[Raw records]

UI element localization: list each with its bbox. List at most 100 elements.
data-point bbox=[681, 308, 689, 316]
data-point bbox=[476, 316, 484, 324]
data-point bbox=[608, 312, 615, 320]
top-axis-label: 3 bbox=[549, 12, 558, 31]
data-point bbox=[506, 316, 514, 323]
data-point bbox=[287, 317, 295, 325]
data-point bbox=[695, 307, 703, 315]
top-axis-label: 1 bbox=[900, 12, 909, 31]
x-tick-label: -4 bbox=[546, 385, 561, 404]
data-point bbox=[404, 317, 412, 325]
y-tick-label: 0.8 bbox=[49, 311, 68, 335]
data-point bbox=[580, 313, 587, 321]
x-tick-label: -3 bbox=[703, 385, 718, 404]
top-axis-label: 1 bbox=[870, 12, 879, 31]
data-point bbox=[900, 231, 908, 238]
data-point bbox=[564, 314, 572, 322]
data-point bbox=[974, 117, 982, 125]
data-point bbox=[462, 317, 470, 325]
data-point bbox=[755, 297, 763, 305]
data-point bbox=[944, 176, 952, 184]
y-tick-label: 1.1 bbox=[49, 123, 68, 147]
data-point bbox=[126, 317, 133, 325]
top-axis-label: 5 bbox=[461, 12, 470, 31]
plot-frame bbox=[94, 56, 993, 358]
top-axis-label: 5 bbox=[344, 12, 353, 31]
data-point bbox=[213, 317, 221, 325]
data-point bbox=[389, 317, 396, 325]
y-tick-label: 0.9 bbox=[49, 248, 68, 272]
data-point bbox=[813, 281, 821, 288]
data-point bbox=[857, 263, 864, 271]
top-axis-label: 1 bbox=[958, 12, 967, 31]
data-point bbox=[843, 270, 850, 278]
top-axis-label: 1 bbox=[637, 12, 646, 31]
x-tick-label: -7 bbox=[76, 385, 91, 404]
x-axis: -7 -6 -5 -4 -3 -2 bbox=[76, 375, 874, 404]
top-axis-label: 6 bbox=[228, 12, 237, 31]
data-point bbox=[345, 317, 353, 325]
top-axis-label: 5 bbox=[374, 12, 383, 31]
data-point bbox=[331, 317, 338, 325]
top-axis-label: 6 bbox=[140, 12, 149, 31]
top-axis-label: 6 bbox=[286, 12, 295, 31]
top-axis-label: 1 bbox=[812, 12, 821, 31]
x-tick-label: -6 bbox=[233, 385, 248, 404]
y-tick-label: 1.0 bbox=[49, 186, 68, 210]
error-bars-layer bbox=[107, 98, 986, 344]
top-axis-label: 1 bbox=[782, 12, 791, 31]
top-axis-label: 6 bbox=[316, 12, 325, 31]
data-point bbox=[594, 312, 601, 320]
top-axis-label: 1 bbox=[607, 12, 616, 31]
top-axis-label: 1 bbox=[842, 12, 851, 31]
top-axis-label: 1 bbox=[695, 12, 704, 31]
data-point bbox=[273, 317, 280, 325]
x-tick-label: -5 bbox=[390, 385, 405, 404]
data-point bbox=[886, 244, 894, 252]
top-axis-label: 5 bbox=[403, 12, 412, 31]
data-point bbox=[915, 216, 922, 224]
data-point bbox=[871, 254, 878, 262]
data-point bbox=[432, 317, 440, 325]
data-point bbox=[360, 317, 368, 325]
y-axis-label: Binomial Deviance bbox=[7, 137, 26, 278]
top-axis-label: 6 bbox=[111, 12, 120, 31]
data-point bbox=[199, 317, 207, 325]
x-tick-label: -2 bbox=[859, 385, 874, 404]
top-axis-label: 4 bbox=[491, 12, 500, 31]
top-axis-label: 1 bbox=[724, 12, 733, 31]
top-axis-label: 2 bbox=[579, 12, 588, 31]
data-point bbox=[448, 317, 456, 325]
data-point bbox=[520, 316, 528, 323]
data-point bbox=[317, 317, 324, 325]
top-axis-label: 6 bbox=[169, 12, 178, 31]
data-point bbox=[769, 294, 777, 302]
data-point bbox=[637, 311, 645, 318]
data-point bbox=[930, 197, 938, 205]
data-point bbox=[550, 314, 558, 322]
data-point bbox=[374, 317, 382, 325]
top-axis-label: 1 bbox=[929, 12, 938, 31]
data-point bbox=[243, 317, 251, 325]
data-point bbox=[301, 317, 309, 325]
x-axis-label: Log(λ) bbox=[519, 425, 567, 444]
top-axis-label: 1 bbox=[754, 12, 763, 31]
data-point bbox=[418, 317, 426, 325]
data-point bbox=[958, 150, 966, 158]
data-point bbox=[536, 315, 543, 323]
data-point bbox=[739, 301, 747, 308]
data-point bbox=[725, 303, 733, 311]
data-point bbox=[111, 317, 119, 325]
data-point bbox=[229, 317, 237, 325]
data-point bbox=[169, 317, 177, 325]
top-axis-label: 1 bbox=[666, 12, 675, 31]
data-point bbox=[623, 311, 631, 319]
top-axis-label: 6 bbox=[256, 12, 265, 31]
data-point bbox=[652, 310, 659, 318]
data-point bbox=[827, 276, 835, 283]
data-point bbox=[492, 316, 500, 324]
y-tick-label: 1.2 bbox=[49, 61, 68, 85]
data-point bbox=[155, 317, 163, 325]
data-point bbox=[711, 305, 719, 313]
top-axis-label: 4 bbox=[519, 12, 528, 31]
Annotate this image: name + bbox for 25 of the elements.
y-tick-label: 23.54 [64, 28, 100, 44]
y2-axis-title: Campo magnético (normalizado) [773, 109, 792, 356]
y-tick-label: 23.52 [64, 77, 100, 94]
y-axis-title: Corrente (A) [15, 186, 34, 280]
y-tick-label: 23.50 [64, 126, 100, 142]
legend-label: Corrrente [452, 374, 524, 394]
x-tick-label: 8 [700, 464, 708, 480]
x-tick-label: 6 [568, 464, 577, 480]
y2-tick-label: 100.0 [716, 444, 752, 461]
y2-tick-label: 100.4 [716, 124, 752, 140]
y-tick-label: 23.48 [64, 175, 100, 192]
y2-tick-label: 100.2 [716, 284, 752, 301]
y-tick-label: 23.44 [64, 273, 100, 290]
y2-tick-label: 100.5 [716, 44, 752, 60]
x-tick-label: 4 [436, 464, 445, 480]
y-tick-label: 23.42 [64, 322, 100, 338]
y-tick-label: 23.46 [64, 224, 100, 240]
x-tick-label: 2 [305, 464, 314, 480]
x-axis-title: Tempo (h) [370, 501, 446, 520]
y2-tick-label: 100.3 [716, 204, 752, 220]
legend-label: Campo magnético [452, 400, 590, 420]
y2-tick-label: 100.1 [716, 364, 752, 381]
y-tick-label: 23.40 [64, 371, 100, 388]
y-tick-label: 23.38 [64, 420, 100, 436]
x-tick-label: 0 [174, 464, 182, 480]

> _WRITTEN PROBLEM_
Switch "data-point" to "data-marker" everywhere it appears in the records, and leave every other line and character untouched.

> _WORKED SOLUTION_
UI element localization: list each with its bbox. List at most 100 elements.
data-marker bbox=[681, 308, 689, 316]
data-marker bbox=[476, 316, 484, 324]
data-marker bbox=[608, 312, 615, 320]
top-axis-label: 3 bbox=[549, 12, 558, 31]
data-marker bbox=[506, 316, 514, 323]
data-marker bbox=[287, 317, 295, 325]
data-marker bbox=[695, 307, 703, 315]
top-axis-label: 1 bbox=[900, 12, 909, 31]
x-tick-label: -4 bbox=[546, 385, 561, 404]
data-marker bbox=[404, 317, 412, 325]
y-tick-label: 0.8 bbox=[49, 311, 68, 335]
data-marker bbox=[580, 313, 587, 321]
x-tick-label: -3 bbox=[703, 385, 718, 404]
top-axis-label: 1 bbox=[870, 12, 879, 31]
data-marker bbox=[900, 231, 908, 238]
data-marker bbox=[564, 314, 572, 322]
data-marker bbox=[974, 117, 982, 125]
data-marker bbox=[462, 317, 470, 325]
data-marker bbox=[755, 297, 763, 305]
data-marker bbox=[944, 176, 952, 184]
y-tick-label: 1.1 bbox=[49, 123, 68, 147]
data-marker bbox=[126, 317, 133, 325]
top-axis-label: 5 bbox=[461, 12, 470, 31]
plot-frame bbox=[94, 56, 993, 358]
top-axis-label: 5 bbox=[344, 12, 353, 31]
data-marker bbox=[213, 317, 221, 325]
data-marker bbox=[389, 317, 396, 325]
y-tick-label: 0.9 bbox=[49, 248, 68, 272]
data-marker bbox=[813, 281, 821, 288]
data-marker bbox=[857, 263, 864, 271]
top-axis-label: 1 bbox=[958, 12, 967, 31]
data-marker bbox=[843, 270, 850, 278]
top-axis-label: 1 bbox=[637, 12, 646, 31]
x-tick-label: -7 bbox=[76, 385, 91, 404]
x-axis: -7 -6 -5 -4 -3 -2 bbox=[76, 375, 874, 404]
top-axis-label: 6 bbox=[228, 12, 237, 31]
data-marker bbox=[345, 317, 353, 325]
top-axis-label: 5 bbox=[374, 12, 383, 31]
data-marker bbox=[331, 317, 338, 325]
top-axis-label: 6 bbox=[140, 12, 149, 31]
top-axis-label: 6 bbox=[286, 12, 295, 31]
top-axis-label: 1 bbox=[812, 12, 821, 31]
x-tick-label: -6 bbox=[233, 385, 248, 404]
y-tick-label: 1.0 bbox=[49, 186, 68, 210]
error-bars-layer bbox=[107, 98, 986, 344]
top-axis-label: 1 bbox=[782, 12, 791, 31]
top-axis-label: 6 bbox=[316, 12, 325, 31]
data-marker bbox=[594, 312, 601, 320]
top-axis-label: 1 bbox=[607, 12, 616, 31]
top-axis-label: 1 bbox=[842, 12, 851, 31]
top-axis-label: 1 bbox=[695, 12, 704, 31]
data-marker bbox=[273, 317, 280, 325]
x-tick-label: -5 bbox=[390, 385, 405, 404]
data-marker bbox=[886, 244, 894, 252]
top-axis-label: 5 bbox=[403, 12, 412, 31]
data-marker bbox=[915, 216, 922, 224]
data-marker bbox=[871, 254, 878, 262]
data-marker bbox=[432, 317, 440, 325]
data-marker bbox=[360, 317, 368, 325]
y-axis-label: Binomial Deviance bbox=[7, 137, 26, 278]
top-axis-label: 6 bbox=[111, 12, 120, 31]
data-marker bbox=[199, 317, 207, 325]
x-tick-label: -2 bbox=[859, 385, 874, 404]
top-axis-label: 4 bbox=[491, 12, 500, 31]
top-axis-label: 1 bbox=[724, 12, 733, 31]
top-axis-label: 2 bbox=[579, 12, 588, 31]
data-marker bbox=[448, 317, 456, 325]
data-marker bbox=[520, 316, 528, 323]
data-marker bbox=[317, 317, 324, 325]
top-axis-label: 6 bbox=[169, 12, 178, 31]
data-marker bbox=[769, 294, 777, 302]
data-marker bbox=[637, 311, 645, 318]
data-marker bbox=[930, 197, 938, 205]
data-marker bbox=[550, 314, 558, 322]
data-marker bbox=[374, 317, 382, 325]
top-axis-label: 1 bbox=[929, 12, 938, 31]
data-marker bbox=[243, 317, 251, 325]
data-marker bbox=[301, 317, 309, 325]
x-axis-label: Log(λ) bbox=[519, 425, 567, 444]
top-axis-label: 1 bbox=[754, 12, 763, 31]
data-marker bbox=[418, 317, 426, 325]
data-marker bbox=[958, 150, 966, 158]
data-marker bbox=[536, 315, 543, 323]
data-marker bbox=[739, 301, 747, 308]
data-marker bbox=[725, 303, 733, 311]
data-marker bbox=[111, 317, 119, 325]
data-marker bbox=[229, 317, 237, 325]
data-marker bbox=[169, 317, 177, 325]
top-axis-label: 1 bbox=[666, 12, 675, 31]
data-marker bbox=[623, 311, 631, 319]
top-axis-label: 6 bbox=[256, 12, 265, 31]
data-marker bbox=[652, 310, 659, 318]
data-marker bbox=[827, 276, 835, 283]
data-marker bbox=[492, 316, 500, 324]
y-tick-label: 1.2 bbox=[49, 61, 68, 85]
data-marker bbox=[155, 317, 163, 325]
data-marker bbox=[711, 305, 719, 313]
top-axis-label: 4 bbox=[519, 12, 528, 31]
Annotate this image: name + bbox for 25 of the elements.
y-tick-label: 23.54 [64, 28, 100, 44]
y2-axis-title: Campo magnético (normalizado) [773, 109, 792, 356]
y-tick-label: 23.52 [64, 77, 100, 94]
y-axis-title: Corrente (A) [15, 186, 34, 280]
y-tick-label: 23.50 [64, 126, 100, 142]
legend-label: Corrrente [452, 374, 524, 394]
x-tick-label: 8 [700, 464, 708, 480]
x-tick-label: 6 [568, 464, 577, 480]
y2-tick-label: 100.0 [716, 444, 752, 461]
y2-tick-label: 100.4 [716, 124, 752, 140]
y-tick-label: 23.48 [64, 175, 100, 192]
y2-tick-label: 100.2 [716, 284, 752, 301]
y-tick-label: 23.44 [64, 273, 100, 290]
y2-tick-label: 100.5 [716, 44, 752, 60]
x-tick-label: 4 [436, 464, 445, 480]
y-tick-label: 23.42 [64, 322, 100, 338]
y-tick-label: 23.46 [64, 224, 100, 240]
x-tick-label: 2 [305, 464, 314, 480]
x-axis-title: Tempo (h) [370, 501, 446, 520]
y2-tick-label: 100.3 [716, 204, 752, 220]
legend-label: Campo magnético [452, 400, 590, 420]
y2-tick-label: 100.1 [716, 364, 752, 381]
y-tick-label: 23.40 [64, 371, 100, 388]
y-tick-label: 23.38 [64, 420, 100, 436]
x-tick-label: 0 [174, 464, 182, 480]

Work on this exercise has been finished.